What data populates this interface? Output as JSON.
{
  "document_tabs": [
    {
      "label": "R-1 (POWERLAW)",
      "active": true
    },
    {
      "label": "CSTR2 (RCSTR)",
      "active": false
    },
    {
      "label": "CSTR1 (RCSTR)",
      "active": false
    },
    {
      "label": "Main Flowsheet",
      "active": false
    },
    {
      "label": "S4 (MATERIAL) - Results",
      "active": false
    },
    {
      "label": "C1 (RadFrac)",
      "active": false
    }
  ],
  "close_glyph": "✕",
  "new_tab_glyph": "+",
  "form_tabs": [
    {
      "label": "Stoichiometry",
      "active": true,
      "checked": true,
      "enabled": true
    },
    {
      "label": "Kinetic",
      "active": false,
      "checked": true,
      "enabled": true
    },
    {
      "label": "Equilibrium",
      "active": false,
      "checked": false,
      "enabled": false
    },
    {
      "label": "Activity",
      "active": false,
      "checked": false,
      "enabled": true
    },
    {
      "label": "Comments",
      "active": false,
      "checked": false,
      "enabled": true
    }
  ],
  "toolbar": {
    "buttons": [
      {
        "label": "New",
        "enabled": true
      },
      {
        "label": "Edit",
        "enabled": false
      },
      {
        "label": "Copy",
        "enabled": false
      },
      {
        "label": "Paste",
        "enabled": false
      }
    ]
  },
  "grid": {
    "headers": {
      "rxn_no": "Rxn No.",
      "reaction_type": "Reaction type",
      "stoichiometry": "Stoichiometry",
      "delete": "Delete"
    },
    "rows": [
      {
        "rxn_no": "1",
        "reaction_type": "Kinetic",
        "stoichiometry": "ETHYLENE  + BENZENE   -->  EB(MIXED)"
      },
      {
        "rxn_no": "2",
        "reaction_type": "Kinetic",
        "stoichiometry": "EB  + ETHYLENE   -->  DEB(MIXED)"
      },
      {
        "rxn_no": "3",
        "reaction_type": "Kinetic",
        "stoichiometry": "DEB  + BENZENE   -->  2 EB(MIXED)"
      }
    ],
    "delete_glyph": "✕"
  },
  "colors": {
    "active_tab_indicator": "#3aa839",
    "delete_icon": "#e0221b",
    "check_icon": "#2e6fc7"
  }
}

————

→ Goal
Extract the listing in its entirety, matching it exactly.

→ Task response
What data populates this interface? Output as JSON.
{
  "document_tabs": [
    {
      "label": "R-1 (POWERLAW)",
      "active": true
    },
    {
      "label": "CSTR2 (RCSTR)",
      "active": false
    },
    {
      "label": "CSTR1 (RCSTR)",
      "active": false
    },
    {
      "label": "Main Flowsheet",
      "active": false
    },
    {
      "label": "S4 (MATERIAL) - Results",
      "active": false
    },
    {
      "label": "C1 (RadFrac)",
      "active": false
    }
  ],
  "close_glyph": "✕",
  "new_tab_glyph": "+",
  "form_tabs": [
    {
      "label": "Stoichiometry",
      "active": true,
      "checked": true,
      "enabled": true
    },
    {
      "label": "Kinetic",
      "active": false,
      "checked": true,
      "enabled": true
    },
    {
      "label": "Equilibrium",
      "active": false,
      "checked": false,
      "enabled": false
    },
    {
      "label": "Activity",
      "active": false,
      "checked": false,
      "enabled": true
    },
    {
      "label": "Comments",
      "active": false,
      "checked": false,
      "enabled": true
    }
  ],
  "toolbar": {
    "buttons": [
      {
        "label": "New",
        "enabled": true
      },
      {
        "label": "Edit",
        "enabled": false
      },
      {
        "label": "Copy",
        "enabled": false
      },
      {
        "label": "Paste",
        "enabled": false
      }
    ]
  },
  "grid": {
    "headers": {
      "rxn_no": "Rxn No.",
      "reaction_type": "Reaction type",
      "stoichiometry": "Stoichiometry",
      "delete": "Delete"
    },
    "rows": [
      {
        "rxn_no": "1",
        "reaction_type": "Kinetic",
        "stoichiometry": "ETHYLENE  + BENZENE   -->  EB(MIXED)"
      },
      {
        "rxn_no": "2",
        "reaction_type": "Kinetic",
        "stoichiometry": "EB  + ETHYLENE   -->  DEB(MIXED)"
      },
      {
        "rxn_no": "3",
        "reaction_type": "Kinetic",
        "stoichiometry": "DEB  + BENZENE   -->  2 EB(MIXED)"
      }
    ],
    "delete_glyph": "✕"
  },
  "colors": {
    "active_tab_indicator": "#3aa839",
    "delete_icon": "#e0221b",
    "check_icon": "#2e6fc7"
  }
}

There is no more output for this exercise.